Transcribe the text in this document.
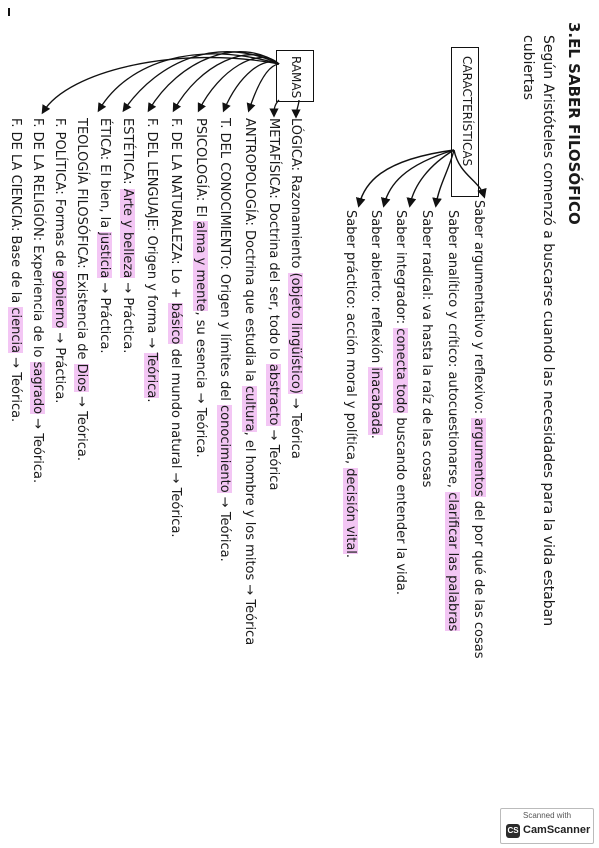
3.EL SABER FILOSÓFICO
Según Aristóteles comenzó a buscarse cuando las necesidades para la vida estaban
cubiertas
CARACTERÍSTICAS
Saber argumentativo y reflexivo: argumentos del por qué de las cosas
Saber analítico y crítico: autocuestionarse, clarificar las palabras
Saber radical: va hasta la raíz de las cosas
Saber integrador: conecta todo buscando entender la vida.
Saber abierto: reflexión inacabada.
Saber práctico: acción moral y política, decisión vital.
RAMAS
LÓGICA: Razonamiento (objeto lingüístico) → Teórica
METAFÍSICA: Doctrina del ser, todo lo abstracto → Teórica
ANTROPOLOGÍA: Doctrina que estudia la cultura, el hombre y los mitos → Teórica
T. DEL CONOCIMIENTO: Origen y límites del conocimiento → Teórica.
PSICOLOGÍA: El alma y mente, su esencia → Teórica.
F. DE LA NATURALEZA: Lo + básico del mundo natural → Teórica.
F. DEL LENGUAJE: Origen y forma → Teórica.
ESTÉTICA: Arte y belleza → Práctica.
ÉTICA: El bien, la justicia → Práctica.
TEOLOGÍA FILOSÓFICA: Existencia de Dios → Teórica.
F. POLÍTICA: Formas de gobierno → Práctica.
F. DE LA RELIGIÓN: Experiencia de lo sagrado → Teórica.
F. DE LA CIENCIA: Base de la ciencia → Teórica.
Scanned with
CS CamScanner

***

WHAT YOU HAVE TO DO: Give all the entries again exactly, dropping each picture.

FULL OUTPUT:
Transcribe the text in this document.
3.EL SABER FILOSÓFICO
Según Aristóteles comenzó a buscarse cuando las necesidades para la vida estaban
cubiertas
CARACTERÍSTICAS
Saber argumentativo y reflexivo: argumentos del por qué de las cosas
Saber analítico y crítico: autocuestionarse, clarificar las palabras
Saber radical: va hasta la raíz de las cosas
Saber integrador: conecta todo buscando entender la vida.
Saber abierto: reflexión inacabada.
Saber práctico: acción moral y política, decisión vital.
RAMAS
LÓGICA: Razonamiento (objeto lingüístico) → Teórica
METAFÍSICA: Doctrina del ser, todo lo abstracto → Teórica
ANTROPOLOGÍA: Doctrina que estudia la cultura, el hombre y los mitos → Teórica
T. DEL CONOCIMIENTO: Origen y límites del conocimiento → Teórica.
PSICOLOGÍA: El alma y mente, su esencia → Teórica.
F. DE LA NATURALEZA: Lo + básico del mundo natural → Teórica.
F. DEL LENGUAJE: Origen y forma → Teórica.
ESTÉTICA: Arte y belleza → Práctica.
ÉTICA: El bien, la justicia → Práctica.
TEOLOGÍA FILOSÓFICA: Existencia de Dios → Teórica.
F. POLÍTICA: Formas de gobierno → Práctica.
F. DE LA RELIGIÓN: Experiencia de lo sagrado → Teórica.
F. DE LA CIENCIA: Base de la ciencia → Teórica.
Scanned with
CS CamScanner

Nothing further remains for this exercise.